### RECORDS FOR PROCESSING
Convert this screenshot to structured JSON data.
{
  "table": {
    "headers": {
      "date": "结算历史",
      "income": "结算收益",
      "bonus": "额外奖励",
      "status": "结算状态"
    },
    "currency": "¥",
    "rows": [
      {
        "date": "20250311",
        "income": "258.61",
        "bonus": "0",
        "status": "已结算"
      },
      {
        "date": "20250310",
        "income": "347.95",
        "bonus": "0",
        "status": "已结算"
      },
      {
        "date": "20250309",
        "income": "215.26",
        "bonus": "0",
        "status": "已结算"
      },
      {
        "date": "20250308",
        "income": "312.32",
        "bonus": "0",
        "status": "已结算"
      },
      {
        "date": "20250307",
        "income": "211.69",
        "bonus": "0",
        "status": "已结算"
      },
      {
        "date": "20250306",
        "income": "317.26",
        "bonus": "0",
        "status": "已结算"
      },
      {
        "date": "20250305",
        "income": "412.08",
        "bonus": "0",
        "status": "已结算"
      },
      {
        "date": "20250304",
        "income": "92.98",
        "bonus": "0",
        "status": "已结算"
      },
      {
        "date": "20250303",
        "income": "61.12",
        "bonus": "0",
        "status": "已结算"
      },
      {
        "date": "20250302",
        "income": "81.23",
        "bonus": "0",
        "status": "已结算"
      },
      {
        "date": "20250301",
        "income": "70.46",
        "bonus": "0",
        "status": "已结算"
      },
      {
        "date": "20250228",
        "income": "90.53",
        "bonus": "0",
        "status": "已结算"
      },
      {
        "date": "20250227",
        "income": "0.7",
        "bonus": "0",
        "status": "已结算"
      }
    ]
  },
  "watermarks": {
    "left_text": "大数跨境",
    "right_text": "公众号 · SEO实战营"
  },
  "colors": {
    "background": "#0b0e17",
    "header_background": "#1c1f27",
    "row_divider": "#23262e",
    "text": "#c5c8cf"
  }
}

### REQUEST
Quote the material exactly, leaving nothing out.

### WRITTEN RESPONSE
Convert this screenshot to structured JSON data.
{
  "table": {
    "headers": {
      "date": "结算历史",
      "income": "结算收益",
      "bonus": "额外奖励",
      "status": "结算状态"
    },
    "currency": "¥",
    "rows": [
      {
        "date": "20250311",
        "income": "258.61",
        "bonus": "0",
        "status": "已结算"
      },
      {
        "date": "20250310",
        "income": "347.95",
        "bonus": "0",
        "status": "已结算"
      },
      {
        "date": "20250309",
        "income": "215.26",
        "bonus": "0",
        "status": "已结算"
      },
      {
        "date": "20250308",
        "income": "312.32",
        "bonus": "0",
        "status": "已结算"
      },
      {
        "date": "20250307",
        "income": "211.69",
        "bonus": "0",
        "status": "已结算"
      },
      {
        "date": "20250306",
        "income": "317.26",
        "bonus": "0",
        "status": "已结算"
      },
      {
        "date": "20250305",
        "income": "412.08",
        "bonus": "0",
        "status": "已结算"
      },
      {
        "date": "20250304",
        "income": "92.98",
        "bonus": "0",
        "status": "已结算"
      },
      {
        "date": "20250303",
        "income": "61.12",
        "bonus": "0",
        "status": "已结算"
      },
      {
        "date": "20250302",
        "income": "81.23",
        "bonus": "0",
        "status": "已结算"
      },
      {
        "date": "20250301",
        "income": "70.46",
        "bonus": "0",
        "status": "已结算"
      },
      {
        "date": "20250228",
        "income": "90.53",
        "bonus": "0",
        "status": "已结算"
      },
      {
        "date": "20250227",
        "income": "0.7",
        "bonus": "0",
        "status": "已结算"
      }
    ]
  },
  "watermarks": {
    "left_text": "大数跨境",
    "right_text": "公众号 · SEO实战营"
  },
  "colors": {
    "background": "#0b0e17",
    "header_background": "#1c1f27",
    "row_divider": "#23262e",
    "text": "#c5c8cf"
  }
}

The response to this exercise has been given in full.